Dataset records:
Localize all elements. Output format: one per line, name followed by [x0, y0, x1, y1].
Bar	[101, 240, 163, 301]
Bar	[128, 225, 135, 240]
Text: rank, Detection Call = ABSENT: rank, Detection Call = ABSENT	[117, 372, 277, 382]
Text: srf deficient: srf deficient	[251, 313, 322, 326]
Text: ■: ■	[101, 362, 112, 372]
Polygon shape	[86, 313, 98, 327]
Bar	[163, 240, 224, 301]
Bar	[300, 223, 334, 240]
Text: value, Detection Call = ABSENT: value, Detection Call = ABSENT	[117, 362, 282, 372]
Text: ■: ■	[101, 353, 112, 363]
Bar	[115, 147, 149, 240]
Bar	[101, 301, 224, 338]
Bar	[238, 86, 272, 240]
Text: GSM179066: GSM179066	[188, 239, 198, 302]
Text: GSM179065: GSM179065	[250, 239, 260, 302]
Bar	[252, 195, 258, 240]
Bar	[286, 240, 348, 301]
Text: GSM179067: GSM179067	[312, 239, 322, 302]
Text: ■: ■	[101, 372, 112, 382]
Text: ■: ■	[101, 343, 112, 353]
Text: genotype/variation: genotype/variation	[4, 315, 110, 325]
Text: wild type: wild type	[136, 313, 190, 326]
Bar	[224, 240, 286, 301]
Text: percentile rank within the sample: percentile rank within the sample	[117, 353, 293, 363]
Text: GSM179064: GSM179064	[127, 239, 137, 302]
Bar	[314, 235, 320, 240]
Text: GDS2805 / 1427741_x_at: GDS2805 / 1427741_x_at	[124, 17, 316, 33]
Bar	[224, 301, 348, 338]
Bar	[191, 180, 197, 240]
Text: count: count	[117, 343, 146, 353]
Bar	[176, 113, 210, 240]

SHORT EXERCISE
Rewrite the listing, swapping "Detection Call" for "Detection Flag" at every occurrence and leaving everything else unchanged.

RESPONSE TO THIS EXERCISE
Localize all elements. Output format: one per line, name followed by [x0, y0, x1, y1].
Bar	[101, 240, 163, 301]
Bar	[128, 225, 135, 240]
Text: rank, Detection Flag = ABSENT: rank, Detection Flag = ABSENT	[117, 372, 277, 382]
Text: srf deficient: srf deficient	[251, 313, 322, 326]
Text: ■: ■	[101, 362, 112, 372]
Polygon shape	[86, 313, 98, 327]
Bar	[163, 240, 224, 301]
Bar	[300, 223, 334, 240]
Text: value, Detection Flag = ABSENT: value, Detection Flag = ABSENT	[117, 362, 282, 372]
Text: ■: ■	[101, 353, 112, 363]
Bar	[115, 147, 149, 240]
Bar	[101, 301, 224, 338]
Bar	[238, 86, 272, 240]
Text: GSM179066: GSM179066	[188, 239, 198, 302]
Text: GSM179065: GSM179065	[250, 239, 260, 302]
Bar	[252, 195, 258, 240]
Bar	[286, 240, 348, 301]
Text: GSM179067: GSM179067	[312, 239, 322, 302]
Text: ■: ■	[101, 372, 112, 382]
Text: ■: ■	[101, 343, 112, 353]
Text: genotype/variation: genotype/variation	[4, 315, 110, 325]
Text: wild type: wild type	[136, 313, 190, 326]
Bar	[224, 240, 286, 301]
Text: percentile rank within the sample: percentile rank within the sample	[117, 353, 293, 363]
Text: GSM179064: GSM179064	[127, 239, 137, 302]
Bar	[314, 235, 320, 240]
Text: GDS2805 / 1427741_x_at: GDS2805 / 1427741_x_at	[124, 17, 316, 33]
Bar	[224, 301, 348, 338]
Bar	[191, 180, 197, 240]
Text: count: count	[117, 343, 146, 353]
Bar	[176, 113, 210, 240]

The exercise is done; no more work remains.